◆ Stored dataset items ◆
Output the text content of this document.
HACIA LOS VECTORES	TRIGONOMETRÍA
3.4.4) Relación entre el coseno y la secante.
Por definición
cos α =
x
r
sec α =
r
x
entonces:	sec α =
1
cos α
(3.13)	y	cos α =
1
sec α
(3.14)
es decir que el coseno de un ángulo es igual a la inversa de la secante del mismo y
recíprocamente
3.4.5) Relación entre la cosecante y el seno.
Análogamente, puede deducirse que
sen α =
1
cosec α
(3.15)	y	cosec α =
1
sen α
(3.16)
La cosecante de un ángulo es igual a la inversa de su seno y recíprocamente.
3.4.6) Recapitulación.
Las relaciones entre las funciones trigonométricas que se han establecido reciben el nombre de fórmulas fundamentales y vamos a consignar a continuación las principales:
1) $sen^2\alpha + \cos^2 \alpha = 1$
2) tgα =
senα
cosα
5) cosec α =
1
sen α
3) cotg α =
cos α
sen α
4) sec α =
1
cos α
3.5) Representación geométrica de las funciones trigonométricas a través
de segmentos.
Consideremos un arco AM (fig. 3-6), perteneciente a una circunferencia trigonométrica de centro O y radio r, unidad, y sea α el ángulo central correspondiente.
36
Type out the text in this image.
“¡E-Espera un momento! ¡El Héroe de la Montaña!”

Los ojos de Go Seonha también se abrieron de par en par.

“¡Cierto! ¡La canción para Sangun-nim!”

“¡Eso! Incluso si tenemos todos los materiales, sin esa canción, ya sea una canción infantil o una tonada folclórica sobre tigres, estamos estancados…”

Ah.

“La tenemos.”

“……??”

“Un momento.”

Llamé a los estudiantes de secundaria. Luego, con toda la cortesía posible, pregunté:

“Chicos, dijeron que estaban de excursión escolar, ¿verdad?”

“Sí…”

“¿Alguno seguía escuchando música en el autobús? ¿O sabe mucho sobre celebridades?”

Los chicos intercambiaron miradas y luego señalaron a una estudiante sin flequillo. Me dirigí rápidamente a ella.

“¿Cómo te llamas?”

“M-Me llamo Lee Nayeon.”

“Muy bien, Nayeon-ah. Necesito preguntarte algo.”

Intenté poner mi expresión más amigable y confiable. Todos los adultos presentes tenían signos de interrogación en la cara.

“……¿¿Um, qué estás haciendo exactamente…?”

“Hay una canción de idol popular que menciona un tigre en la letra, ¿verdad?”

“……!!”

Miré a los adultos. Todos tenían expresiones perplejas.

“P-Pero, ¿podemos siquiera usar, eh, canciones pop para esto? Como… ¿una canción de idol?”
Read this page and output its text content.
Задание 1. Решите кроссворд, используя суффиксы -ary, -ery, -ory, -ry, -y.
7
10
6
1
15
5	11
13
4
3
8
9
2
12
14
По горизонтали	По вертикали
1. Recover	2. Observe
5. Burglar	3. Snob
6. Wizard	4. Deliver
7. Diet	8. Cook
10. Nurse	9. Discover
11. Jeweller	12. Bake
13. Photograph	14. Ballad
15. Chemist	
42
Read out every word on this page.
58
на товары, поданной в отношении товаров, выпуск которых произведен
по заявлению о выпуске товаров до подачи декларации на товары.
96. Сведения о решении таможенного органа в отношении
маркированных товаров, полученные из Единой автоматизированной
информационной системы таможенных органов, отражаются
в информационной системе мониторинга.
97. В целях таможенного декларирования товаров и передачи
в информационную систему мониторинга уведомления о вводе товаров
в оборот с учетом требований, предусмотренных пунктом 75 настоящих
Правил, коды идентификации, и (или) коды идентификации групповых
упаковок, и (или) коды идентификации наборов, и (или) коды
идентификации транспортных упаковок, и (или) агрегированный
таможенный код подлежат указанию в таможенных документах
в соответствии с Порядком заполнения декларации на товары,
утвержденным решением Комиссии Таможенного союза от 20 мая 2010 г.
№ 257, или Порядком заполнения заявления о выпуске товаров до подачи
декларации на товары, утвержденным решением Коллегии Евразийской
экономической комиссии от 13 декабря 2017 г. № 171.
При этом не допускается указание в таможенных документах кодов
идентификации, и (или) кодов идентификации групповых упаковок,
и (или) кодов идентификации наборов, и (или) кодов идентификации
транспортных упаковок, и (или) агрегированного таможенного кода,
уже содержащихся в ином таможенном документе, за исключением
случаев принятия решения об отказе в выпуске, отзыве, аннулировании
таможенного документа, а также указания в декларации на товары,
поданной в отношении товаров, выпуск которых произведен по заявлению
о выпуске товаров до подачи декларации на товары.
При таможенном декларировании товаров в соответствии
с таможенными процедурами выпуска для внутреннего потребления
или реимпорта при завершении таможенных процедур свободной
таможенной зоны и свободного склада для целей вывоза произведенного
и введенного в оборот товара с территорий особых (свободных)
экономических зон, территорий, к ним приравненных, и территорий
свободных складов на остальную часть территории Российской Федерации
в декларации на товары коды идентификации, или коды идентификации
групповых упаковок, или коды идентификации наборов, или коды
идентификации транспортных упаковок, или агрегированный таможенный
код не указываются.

◆ WORK TO DO ◆
Out of the records, collect only those lines that contain the string "агрегированный".

◆ OUTPUT ◆
идентификации транспортных упаковок, и (или) агрегированный
идентификации транспортных упаковок, или агрегированный таможенный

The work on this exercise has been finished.